-- start of Listed entries --
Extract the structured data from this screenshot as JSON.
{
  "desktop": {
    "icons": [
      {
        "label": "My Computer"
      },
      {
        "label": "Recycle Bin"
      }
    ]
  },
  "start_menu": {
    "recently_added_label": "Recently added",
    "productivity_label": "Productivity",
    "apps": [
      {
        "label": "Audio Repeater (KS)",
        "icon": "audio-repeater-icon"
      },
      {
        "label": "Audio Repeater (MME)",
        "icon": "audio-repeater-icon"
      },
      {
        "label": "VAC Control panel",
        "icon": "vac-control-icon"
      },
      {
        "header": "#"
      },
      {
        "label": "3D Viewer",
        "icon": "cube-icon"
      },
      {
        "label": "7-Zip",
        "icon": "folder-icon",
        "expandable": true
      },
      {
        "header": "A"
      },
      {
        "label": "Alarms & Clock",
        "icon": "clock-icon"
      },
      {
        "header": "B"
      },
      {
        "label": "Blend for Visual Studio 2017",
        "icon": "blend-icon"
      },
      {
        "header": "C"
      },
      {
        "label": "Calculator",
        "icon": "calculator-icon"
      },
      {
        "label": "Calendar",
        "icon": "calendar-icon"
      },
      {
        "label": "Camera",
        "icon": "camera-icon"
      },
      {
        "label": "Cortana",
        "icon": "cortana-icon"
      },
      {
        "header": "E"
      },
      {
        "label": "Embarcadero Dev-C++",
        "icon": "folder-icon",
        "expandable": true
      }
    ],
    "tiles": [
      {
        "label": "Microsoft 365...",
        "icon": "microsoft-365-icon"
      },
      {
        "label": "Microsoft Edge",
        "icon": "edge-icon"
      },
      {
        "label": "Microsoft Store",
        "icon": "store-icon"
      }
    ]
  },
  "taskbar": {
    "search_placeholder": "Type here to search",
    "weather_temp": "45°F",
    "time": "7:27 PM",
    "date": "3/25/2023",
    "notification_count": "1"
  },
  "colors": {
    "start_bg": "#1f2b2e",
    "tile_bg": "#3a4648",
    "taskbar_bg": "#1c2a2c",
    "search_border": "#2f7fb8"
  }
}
-- end of Listed entries --
> [Your instructions] Repeat back the data above, exact to the last character.

> [Solution]
Extract the structured data from this screenshot as JSON.
{
  "desktop": {
    "icons": [
      {
        "label": "My Computer"
      },
      {
        "label": "Recycle Bin"
      }
    ]
  },
  "start_menu": {
    "recently_added_label": "Recently added",
    "productivity_label": "Productivity",
    "apps": [
      {
        "label": "Audio Repeater (KS)",
        "icon": "audio-repeater-icon"
      },
      {
        "label": "Audio Repeater (MME)",
        "icon": "audio-repeater-icon"
      },
      {
        "label": "VAC Control panel",
        "icon": "vac-control-icon"
      },
      {
        "header": "#"
      },
      {
        "label": "3D Viewer",
        "icon": "cube-icon"
      },
      {
        "label": "7-Zip",
        "icon": "folder-icon",
        "expandable": true
      },
      {
        "header": "A"
      },
      {
        "label": "Alarms & Clock",
        "icon": "clock-icon"
      },
      {
        "header": "B"
      },
      {
        "label": "Blend for Visual Studio 2017",
        "icon": "blend-icon"
      },
      {
        "header": "C"
      },
      {
        "label": "Calculator",
        "icon": "calculator-icon"
      },
      {
        "label": "Calendar",
        "icon": "calendar-icon"
      },
      {
        "label": "Camera",
        "icon": "camera-icon"
      },
      {
        "label": "Cortana",
        "icon": "cortana-icon"
      },
      {
        "header": "E"
      },
      {
        "label": "Embarcadero Dev-C++",
        "icon": "folder-icon",
        "expandable": true
      }
    ],
    "tiles": [
      {
        "label": "Microsoft 365...",
        "icon": "microsoft-365-icon"
      },
      {
        "label": "Microsoft Edge",
        "icon": "edge-icon"
      },
      {
        "label": "Microsoft Store",
        "icon": "store-icon"
      }
    ]
  },
  "taskbar": {
    "search_placeholder": "Type here to search",
    "weather_temp": "45°F",
    "time": "7:27 PM",
    "date": "3/25/2023",
    "notification_count": "1"
  },
  "colors": {
    "start_bg": "#1f2b2e",
    "tile_bg": "#3a4648",
    "taskbar_bg": "#1c2a2c",
    "search_border": "#2f7fb8"
  }
}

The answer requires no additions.